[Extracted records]
_ _ _

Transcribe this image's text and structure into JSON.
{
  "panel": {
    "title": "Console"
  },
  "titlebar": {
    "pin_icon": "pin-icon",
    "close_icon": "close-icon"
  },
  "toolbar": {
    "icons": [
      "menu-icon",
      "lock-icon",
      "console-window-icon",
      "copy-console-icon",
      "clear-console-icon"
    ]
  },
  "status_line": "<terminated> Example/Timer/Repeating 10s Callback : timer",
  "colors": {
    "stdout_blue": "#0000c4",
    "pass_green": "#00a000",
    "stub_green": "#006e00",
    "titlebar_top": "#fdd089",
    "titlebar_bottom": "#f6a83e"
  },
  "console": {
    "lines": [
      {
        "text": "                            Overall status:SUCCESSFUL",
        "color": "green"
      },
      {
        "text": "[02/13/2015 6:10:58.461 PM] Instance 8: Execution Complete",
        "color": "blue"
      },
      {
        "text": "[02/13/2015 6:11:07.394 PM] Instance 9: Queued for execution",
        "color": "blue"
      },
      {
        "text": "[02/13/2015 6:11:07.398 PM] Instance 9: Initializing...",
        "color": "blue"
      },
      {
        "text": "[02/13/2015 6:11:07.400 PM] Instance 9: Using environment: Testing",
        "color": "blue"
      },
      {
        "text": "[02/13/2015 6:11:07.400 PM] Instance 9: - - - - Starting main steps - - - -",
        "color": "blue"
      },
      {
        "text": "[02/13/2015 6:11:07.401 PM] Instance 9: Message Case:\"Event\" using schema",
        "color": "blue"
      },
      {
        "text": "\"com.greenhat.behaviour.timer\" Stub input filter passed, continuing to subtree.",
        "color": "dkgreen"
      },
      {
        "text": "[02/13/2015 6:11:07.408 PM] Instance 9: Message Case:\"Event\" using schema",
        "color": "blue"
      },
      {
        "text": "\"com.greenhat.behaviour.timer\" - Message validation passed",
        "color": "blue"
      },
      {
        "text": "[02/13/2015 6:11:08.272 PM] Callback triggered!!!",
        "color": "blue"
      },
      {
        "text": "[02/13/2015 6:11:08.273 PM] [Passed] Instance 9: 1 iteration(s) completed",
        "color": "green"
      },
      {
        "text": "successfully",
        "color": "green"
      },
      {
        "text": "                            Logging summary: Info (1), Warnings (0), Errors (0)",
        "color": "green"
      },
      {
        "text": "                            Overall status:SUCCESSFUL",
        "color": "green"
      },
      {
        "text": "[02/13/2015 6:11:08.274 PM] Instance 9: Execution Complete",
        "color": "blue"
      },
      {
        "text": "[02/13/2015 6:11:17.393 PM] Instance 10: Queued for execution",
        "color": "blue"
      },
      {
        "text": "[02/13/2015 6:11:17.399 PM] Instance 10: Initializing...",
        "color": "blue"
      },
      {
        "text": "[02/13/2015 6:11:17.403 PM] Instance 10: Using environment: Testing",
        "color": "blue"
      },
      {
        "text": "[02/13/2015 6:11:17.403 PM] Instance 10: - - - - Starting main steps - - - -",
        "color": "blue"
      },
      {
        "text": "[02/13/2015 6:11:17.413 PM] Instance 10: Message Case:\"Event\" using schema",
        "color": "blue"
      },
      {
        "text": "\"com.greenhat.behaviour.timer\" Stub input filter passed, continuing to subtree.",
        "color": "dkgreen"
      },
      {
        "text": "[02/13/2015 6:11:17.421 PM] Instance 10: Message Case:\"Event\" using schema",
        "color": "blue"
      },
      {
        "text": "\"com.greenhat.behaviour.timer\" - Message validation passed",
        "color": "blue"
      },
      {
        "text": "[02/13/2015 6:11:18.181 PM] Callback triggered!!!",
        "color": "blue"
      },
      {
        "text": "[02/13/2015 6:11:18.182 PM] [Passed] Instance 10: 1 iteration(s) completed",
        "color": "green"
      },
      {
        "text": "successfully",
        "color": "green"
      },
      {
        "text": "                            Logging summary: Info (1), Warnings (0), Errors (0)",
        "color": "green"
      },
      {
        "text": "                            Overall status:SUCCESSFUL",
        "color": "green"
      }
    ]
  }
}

_ _ _

▸ WHAT YOU NEED TO DO
Above are the records; copy all of them exactly.

▸ WRITTEN SOLUTION
Transcribe this image's text and structure into JSON.
{
  "panel": {
    "title": "Console"
  },
  "titlebar": {
    "pin_icon": "pin-icon",
    "close_icon": "close-icon"
  },
  "toolbar": {
    "icons": [
      "menu-icon",
      "lock-icon",
      "console-window-icon",
      "copy-console-icon",
      "clear-console-icon"
    ]
  },
  "status_line": "<terminated> Example/Timer/Repeating 10s Callback : timer",
  "colors": {
    "stdout_blue": "#0000c4",
    "pass_green": "#00a000",
    "stub_green": "#006e00",
    "titlebar_top": "#fdd089",
    "titlebar_bottom": "#f6a83e"
  },
  "console": {
    "lines": [
      {
        "text": "                            Overall status:SUCCESSFUL",
        "color": "green"
      },
      {
        "text": "[02/13/2015 6:10:58.461 PM] Instance 8: Execution Complete",
        "color": "blue"
      },
      {
        "text": "[02/13/2015 6:11:07.394 PM] Instance 9: Queued for execution",
        "color": "blue"
      },
      {
        "text": "[02/13/2015 6:11:07.398 PM] Instance 9: Initializing...",
        "color": "blue"
      },
      {
        "text": "[02/13/2015 6:11:07.400 PM] Instance 9: Using environment: Testing",
        "color": "blue"
      },
      {
        "text": "[02/13/2015 6:11:07.400 PM] Instance 9: - - - - Starting main steps - - - -",
        "color": "blue"
      },
      {
        "text": "[02/13/2015 6:11:07.401 PM] Instance 9: Message Case:\"Event\" using schema",
        "color": "blue"
      },
      {
        "text": "\"com.greenhat.behaviour.timer\" Stub input filter passed, continuing to subtree.",
        "color": "dkgreen"
      },
      {
        "text": "[02/13/2015 6:11:07.408 PM] Instance 9: Message Case:\"Event\" using schema",
        "color": "blue"
      },
      {
        "text": "\"com.greenhat.behaviour.timer\" - Message validation passed",
        "color": "blue"
      },
      {
        "text": "[02/13/2015 6:11:08.272 PM] Callback triggered!!!",
        "color": "blue"
      },
      {
        "text": "[02/13/2015 6:11:08.273 PM] [Passed] Instance 9: 1 iteration(s) completed",
        "color": "green"
      },
      {
        "text": "successfully",
        "color": "green"
      },
      {
        "text": "                            Logging summary: Info (1), Warnings (0), Errors (0)",
        "color": "green"
      },
      {
        "text": "                            Overall status:SUCCESSFUL",
        "color": "green"
      },
      {
        "text": "[02/13/2015 6:11:08.274 PM] Instance 9: Execution Complete",
        "color": "blue"
      },
      {
        "text": "[02/13/2015 6:11:17.393 PM] Instance 10: Queued for execution",
        "color": "blue"
      },
      {
        "text": "[02/13/2015 6:11:17.399 PM] Instance 10: Initializing...",
        "color": "blue"
      },
      {
        "text": "[02/13/2015 6:11:17.403 PM] Instance 10: Using environment: Testing",
        "color": "blue"
      },
      {
        "text": "[02/13/2015 6:11:17.403 PM] Instance 10: - - - - Starting main steps - - - -",
        "color": "blue"
      },
      {
        "text": "[02/13/2015 6:11:17.413 PM] Instance 10: Message Case:\"Event\" using schema",
        "color": "blue"
      },
      {
        "text": "\"com.greenhat.behaviour.timer\" Stub input filter passed, continuing to subtree.",
        "color": "dkgreen"
      },
      {
        "text": "[02/13/2015 6:11:17.421 PM] Instance 10: Message Case:\"Event\" using schema",
        "color": "blue"
      },
      {
        "text": "\"com.greenhat.behaviour.timer\" - Message validation passed",
        "color": "blue"
      },
      {
        "text": "[02/13/2015 6:11:18.181 PM] Callback triggered!!!",
        "color": "blue"
      },
      {
        "text": "[02/13/2015 6:11:18.182 PM] [Passed] Instance 10: 1 iteration(s) completed",
        "color": "green"
      },
      {
        "text": "successfully",
        "color": "green"
      },
      {
        "text": "                            Logging summary: Info (1), Warnings (0), Errors (0)",
        "color": "green"
      },
      {
        "text": "                            Overall status:SUCCESSFUL",
        "color": "green"
      }
    ]
  }
}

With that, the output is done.